-- start --

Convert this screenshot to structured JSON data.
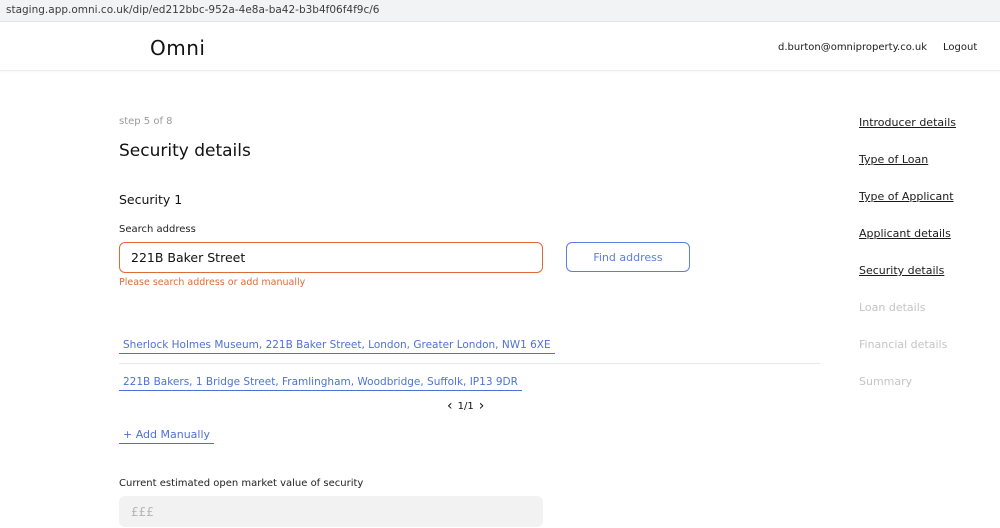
{
  "browser": {
    "url": "staging.app.omni.co.uk/dip/ed212bbc-952a-4e8a-ba42-b3b4f06f4f9c/6"
  },
  "header": {
    "logo": "Omni",
    "user_email": "d.burton@omniproperty.co.uk",
    "logout_label": "Logout"
  },
  "form": {
    "step": "step 5 of 8",
    "title": "Security details",
    "section_title": "Security 1",
    "search": {
      "label": "Search address",
      "value": "221B Baker Street",
      "error": "Please search address or add manually",
      "find_button_label": "Find address"
    },
    "results": [
      "Sherlock Holmes Museum, 221B Baker Street, London, Greater London, NW1 6XE",
      "221B Bakers, 1 Bridge Street, Framlingham, Woodbridge, Suffolk, IP13 9DR"
    ],
    "pager": {
      "prev_icon": "chevron-left-icon",
      "text": "1/1",
      "next_icon": "chevron-right-icon"
    },
    "add_manually_label": "+ Add Manually",
    "market_value": {
      "label": "Current estimated open market value of security",
      "placeholder": "£££"
    }
  },
  "sidebar": {
    "items": [
      {
        "label": "Introducer details",
        "state": "completed"
      },
      {
        "label": "Type of Loan",
        "state": "completed"
      },
      {
        "label": "Type of Applicant",
        "state": "completed"
      },
      {
        "label": "Applicant details",
        "state": "completed"
      },
      {
        "label": "Security details",
        "state": "current"
      },
      {
        "label": "Loan details",
        "state": "disabled"
      },
      {
        "label": "Financial details",
        "state": "disabled"
      },
      {
        "label": "Summary",
        "state": "disabled"
      }
    ]
  },
  "colors": {
    "error": "#e06a3a",
    "accent": "#4f71d6",
    "disabled": "#c4c4c4"
  }
}
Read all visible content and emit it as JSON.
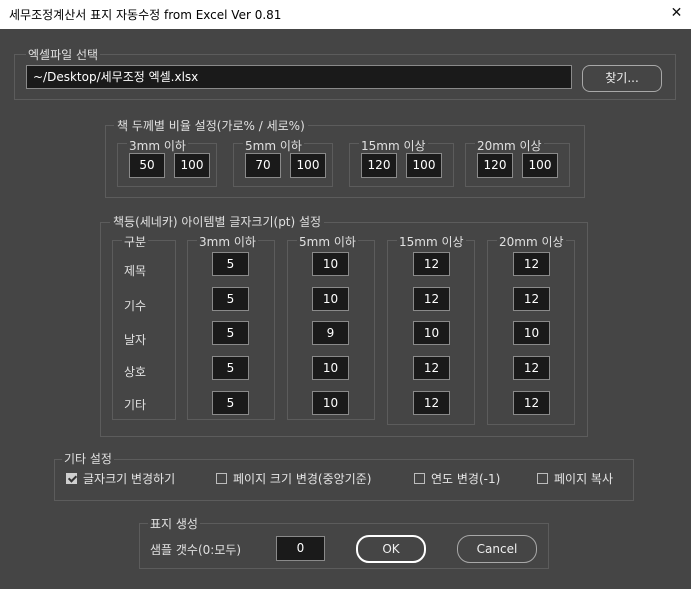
{
  "window": {
    "title": "세무조정계산서 표지 자동수정 from Excel Ver 0.81",
    "close_glyph": "✕"
  },
  "excel": {
    "label": "엑셀파일 선택",
    "path": "~/Desktop/세무조정 엑셀.xlsx",
    "browse": "찾기..."
  },
  "ratio": {
    "label": "책 두께별 비율 설정(가로% / 세로%)",
    "groups": [
      {
        "label": "3mm 이하",
        "w": "50",
        "h": "100"
      },
      {
        "label": "5mm 이하",
        "w": "70",
        "h": "100"
      },
      {
        "label": "15mm 이상",
        "w": "120",
        "h": "100"
      },
      {
        "label": "20mm 이상",
        "w": "120",
        "h": "100"
      }
    ]
  },
  "font": {
    "label": "책등(세네카) 아이템별 글자크기(pt) 설정",
    "header_label": "구분",
    "rows": [
      "제목",
      "기수",
      "날자",
      "상호",
      "기타"
    ],
    "cols": [
      {
        "label": "3mm 이하",
        "values": [
          "5",
          "5",
          "5",
          "5",
          "5"
        ]
      },
      {
        "label": "5mm 이하",
        "values": [
          "10",
          "10",
          "9",
          "10",
          "10"
        ]
      },
      {
        "label": "15mm 이상",
        "values": [
          "12",
          "12",
          "10",
          "12",
          "12"
        ]
      },
      {
        "label": "20mm 이상",
        "values": [
          "12",
          "12",
          "10",
          "12",
          "12"
        ]
      }
    ]
  },
  "etc": {
    "label": "기타 설정",
    "options": [
      {
        "label": "글자크기 변경하기",
        "checked": true
      },
      {
        "label": "페이지 크기 변경(중앙기준)",
        "checked": false
      },
      {
        "label": "연도 변경(-1)",
        "checked": false
      },
      {
        "label": "페이지 복사",
        "checked": false
      }
    ]
  },
  "gen": {
    "label": "표지 생성",
    "sample_label": "샘플 갯수(0:모두)",
    "sample_value": "0",
    "ok": "OK",
    "cancel": "Cancel"
  }
}
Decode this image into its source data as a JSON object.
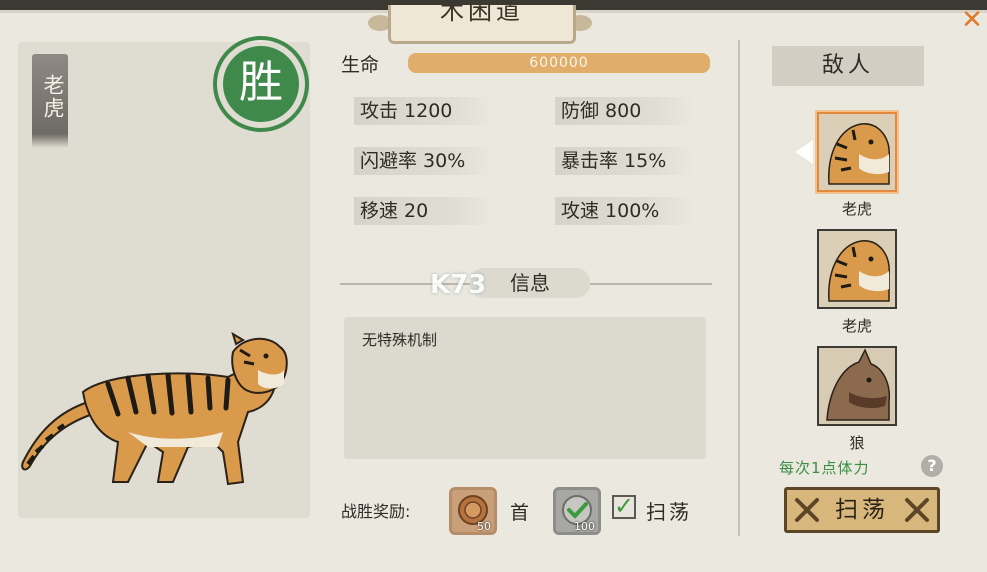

-- end --

GIVEN PROBLEM: Pick out all lines containing the string "글자크기".

EXPECTED ANSWER:
    "label": "책등(세네카) 아이템별 글자크기(pt) 설정",
        "label": "글자크기 변경하기",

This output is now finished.